═══ Data provided ═══

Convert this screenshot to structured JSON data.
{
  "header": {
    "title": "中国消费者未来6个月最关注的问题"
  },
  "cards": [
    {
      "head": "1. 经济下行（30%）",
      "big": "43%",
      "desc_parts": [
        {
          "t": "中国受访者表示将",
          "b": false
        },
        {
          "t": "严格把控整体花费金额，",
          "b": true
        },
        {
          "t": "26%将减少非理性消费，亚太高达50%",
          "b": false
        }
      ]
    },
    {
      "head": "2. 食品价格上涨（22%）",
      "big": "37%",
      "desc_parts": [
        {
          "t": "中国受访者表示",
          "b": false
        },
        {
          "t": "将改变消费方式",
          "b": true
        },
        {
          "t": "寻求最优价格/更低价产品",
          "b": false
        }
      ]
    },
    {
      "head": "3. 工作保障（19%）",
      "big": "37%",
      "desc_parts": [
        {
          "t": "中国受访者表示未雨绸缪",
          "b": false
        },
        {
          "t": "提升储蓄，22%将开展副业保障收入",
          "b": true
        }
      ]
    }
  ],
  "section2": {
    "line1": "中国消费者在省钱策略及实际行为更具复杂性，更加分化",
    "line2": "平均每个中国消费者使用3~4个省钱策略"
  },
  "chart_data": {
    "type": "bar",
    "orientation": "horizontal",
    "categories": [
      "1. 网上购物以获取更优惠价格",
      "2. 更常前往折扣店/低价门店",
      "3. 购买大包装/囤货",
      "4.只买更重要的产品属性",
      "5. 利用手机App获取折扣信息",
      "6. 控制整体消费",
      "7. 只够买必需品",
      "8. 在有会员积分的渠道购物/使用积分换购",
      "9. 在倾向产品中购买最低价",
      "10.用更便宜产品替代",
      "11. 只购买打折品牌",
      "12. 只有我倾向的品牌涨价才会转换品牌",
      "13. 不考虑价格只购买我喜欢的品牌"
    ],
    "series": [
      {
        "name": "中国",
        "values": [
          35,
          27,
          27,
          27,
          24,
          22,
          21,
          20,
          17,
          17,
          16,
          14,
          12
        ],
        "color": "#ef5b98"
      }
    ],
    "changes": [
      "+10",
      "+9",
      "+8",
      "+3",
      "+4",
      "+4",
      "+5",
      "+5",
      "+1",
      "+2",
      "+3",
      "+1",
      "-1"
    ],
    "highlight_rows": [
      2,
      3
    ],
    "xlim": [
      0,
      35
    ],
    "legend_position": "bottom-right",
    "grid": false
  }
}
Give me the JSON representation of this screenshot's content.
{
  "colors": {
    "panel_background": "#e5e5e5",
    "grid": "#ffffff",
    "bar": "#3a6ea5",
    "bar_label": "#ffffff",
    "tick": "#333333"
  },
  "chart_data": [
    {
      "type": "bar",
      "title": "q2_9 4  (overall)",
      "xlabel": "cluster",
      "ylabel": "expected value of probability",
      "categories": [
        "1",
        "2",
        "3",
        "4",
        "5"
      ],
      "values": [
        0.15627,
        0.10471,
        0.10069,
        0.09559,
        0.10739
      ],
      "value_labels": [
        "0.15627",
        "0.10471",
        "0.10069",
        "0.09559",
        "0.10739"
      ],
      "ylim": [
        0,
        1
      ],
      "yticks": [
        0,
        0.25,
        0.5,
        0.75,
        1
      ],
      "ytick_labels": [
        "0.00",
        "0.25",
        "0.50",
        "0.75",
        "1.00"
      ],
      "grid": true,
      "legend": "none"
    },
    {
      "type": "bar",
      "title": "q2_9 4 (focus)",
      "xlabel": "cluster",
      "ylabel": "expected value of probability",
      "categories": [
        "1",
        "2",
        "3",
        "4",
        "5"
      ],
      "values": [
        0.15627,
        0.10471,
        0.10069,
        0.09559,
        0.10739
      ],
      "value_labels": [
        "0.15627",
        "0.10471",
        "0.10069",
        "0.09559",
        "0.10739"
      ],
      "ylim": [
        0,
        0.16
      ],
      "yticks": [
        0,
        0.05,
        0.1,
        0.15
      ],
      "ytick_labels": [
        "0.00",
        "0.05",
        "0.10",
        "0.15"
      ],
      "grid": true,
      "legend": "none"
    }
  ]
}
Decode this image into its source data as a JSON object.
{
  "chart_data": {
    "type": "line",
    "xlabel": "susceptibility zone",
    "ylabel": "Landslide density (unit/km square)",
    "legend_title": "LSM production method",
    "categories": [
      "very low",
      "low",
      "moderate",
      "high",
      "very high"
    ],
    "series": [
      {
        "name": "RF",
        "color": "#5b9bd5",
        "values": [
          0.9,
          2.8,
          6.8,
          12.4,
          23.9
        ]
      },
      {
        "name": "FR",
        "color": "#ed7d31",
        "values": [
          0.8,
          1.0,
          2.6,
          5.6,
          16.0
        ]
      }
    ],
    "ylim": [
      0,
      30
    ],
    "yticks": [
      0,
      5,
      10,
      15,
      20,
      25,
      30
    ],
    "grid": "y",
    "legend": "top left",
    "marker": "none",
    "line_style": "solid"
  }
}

═══

Copy out all the entries shown above, character for character.

= Task result =
Convert this screenshot to structured JSON data.
{
  "header": {
    "title": "中国消费者未来6个月最关注的问题"
  },
  "cards": [
    {
      "head": "1. 经济下行（30%）",
      "big": "43%",
      "desc_parts": [
        {
          "t": "中国受访者表示将",
          "b": false
        },
        {
          "t": "严格把控整体花费金额，",
          "b": true
        },
        {
          "t": "26%将减少非理性消费，亚太高达50%",
          "b": false
        }
      ]
    },
    {
      "head": "2. 食品价格上涨（22%）",
      "big": "37%",
      "desc_parts": [
        {
          "t": "中国受访者表示",
          "b": false
        },
        {
          "t": "将改变消费方式",
          "b": true
        },
        {
          "t": "寻求最优价格/更低价产品",
          "b": false
        }
      ]
    },
    {
      "head": "3. 工作保障（19%）",
      "big": "37%",
      "desc_parts": [
        {
          "t": "中国受访者表示未雨绸缪",
          "b": false
        },
        {
          "t": "提升储蓄，22%将开展副业保障收入",
          "b": true
        }
      ]
    }
  ],
  "section2": {
    "line1": "中国消费者在省钱策略及实际行为更具复杂性，更加分化",
    "line2": "平均每个中国消费者使用3~4个省钱策略"
  },
  "chart_data": {
    "type": "bar",
    "orientation": "horizontal",
    "categories": [
      "1. 网上购物以获取更优惠价格",
      "2. 更常前往折扣店/低价门店",
      "3. 购买大包装/囤货",
      "4.只买更重要的产品属性",
      "5. 利用手机App获取折扣信息",
      "6. 控制整体消费",
      "7. 只够买必需品",
      "8. 在有会员积分的渠道购物/使用积分换购",
      "9. 在倾向产品中购买最低价",
      "10.用更便宜产品替代",
      "11. 只购买打折品牌",
      "12. 只有我倾向的品牌涨价才会转换品牌",
      "13. 不考虑价格只购买我喜欢的品牌"
    ],
    "series": [
      {
        "name": "中国",
        "values": [
          35,
          27,
          27,
          27,
          24,
          22,
          21,
          20,
          17,
          17,
          16,
          14,
          12
        ],
        "color": "#ef5b98"
      }
    ],
    "changes": [
      "+10",
      "+9",
      "+8",
      "+3",
      "+4",
      "+4",
      "+5",
      "+5",
      "+1",
      "+2",
      "+3",
      "+1",
      "-1"
    ],
    "highlight_rows": [
      2,
      3
    ],
    "xlim": [
      0,
      35
    ],
    "legend_position": "bottom-right",
    "grid": false
  }
}
Give me the JSON representation of this screenshot's content.
{
  "colors": {
    "panel_background": "#e5e5e5",
    "grid": "#ffffff",
    "bar": "#3a6ea5",
    "bar_label": "#ffffff",
    "tick": "#333333"
  },
  "chart_data": [
    {
      "type": "bar",
      "title": "q2_9 4  (overall)",
      "xlabel": "cluster",
      "ylabel": "expected value of probability",
      "categories": [
        "1",
        "2",
        "3",
        "4",
        "5"
      ],
      "values": [
        0.15627,
        0.10471,
        0.10069,
        0.09559,
        0.10739
      ],
      "value_labels": [
        "0.15627",
        "0.10471",
        "0.10069",
        "0.09559",
        "0.10739"
      ],
      "ylim": [
        0,
        1
      ],
      "yticks": [
        0,
        0.25,
        0.5,
        0.75,
        1
      ],
      "ytick_labels": [
        "0.00",
        "0.25",
        "0.50",
        "0.75",
        "1.00"
      ],
      "grid": true,
      "legend": "none"
    },
    {
      "type": "bar",
      "title": "q2_9 4 (focus)",
      "xlabel": "cluster",
      "ylabel": "expected value of probability",
      "categories": [
        "1",
        "2",
        "3",
        "4",
        "5"
      ],
      "values": [
        0.15627,
        0.10471,
        0.10069,
        0.09559,
        0.10739
      ],
      "value_labels": [
        "0.15627",
        "0.10471",
        "0.10069",
        "0.09559",
        "0.10739"
      ],
      "ylim": [
        0,
        0.16
      ],
      "yticks": [
        0,
        0.05,
        0.1,
        0.15
      ],
      "ytick_labels": [
        "0.00",
        "0.05",
        "0.10",
        "0.15"
      ],
      "grid": true,
      "legend": "none"
    }
  ]
}
Decode this image into its source data as a JSON object.
{
  "chart_data": {
    "type": "line",
    "xlabel": "susceptibility zone",
    "ylabel": "Landslide density (unit/km square)",
    "legend_title": "LSM production method",
    "categories": [
      "very low",
      "low",
      "moderate",
      "high",
      "very high"
    ],
    "series": [
      {
        "name": "RF",
        "color": "#5b9bd5",
        "values": [
          0.9,
          2.8,
          6.8,
          12.4,
          23.9
        ]
      },
      {
        "name": "FR",
        "color": "#ed7d31",
        "values": [
          0.8,
          1.0,
          2.6,
          5.6,
          16.0
        ]
      }
    ],
    "ylim": [
      0,
      30
    ],
    "yticks": [
      0,
      5,
      10,
      15,
      20,
      25,
      30
    ],
    "grid": "y",
    "legend": "top left",
    "marker": "none",
    "line_style": "solid"
  }
}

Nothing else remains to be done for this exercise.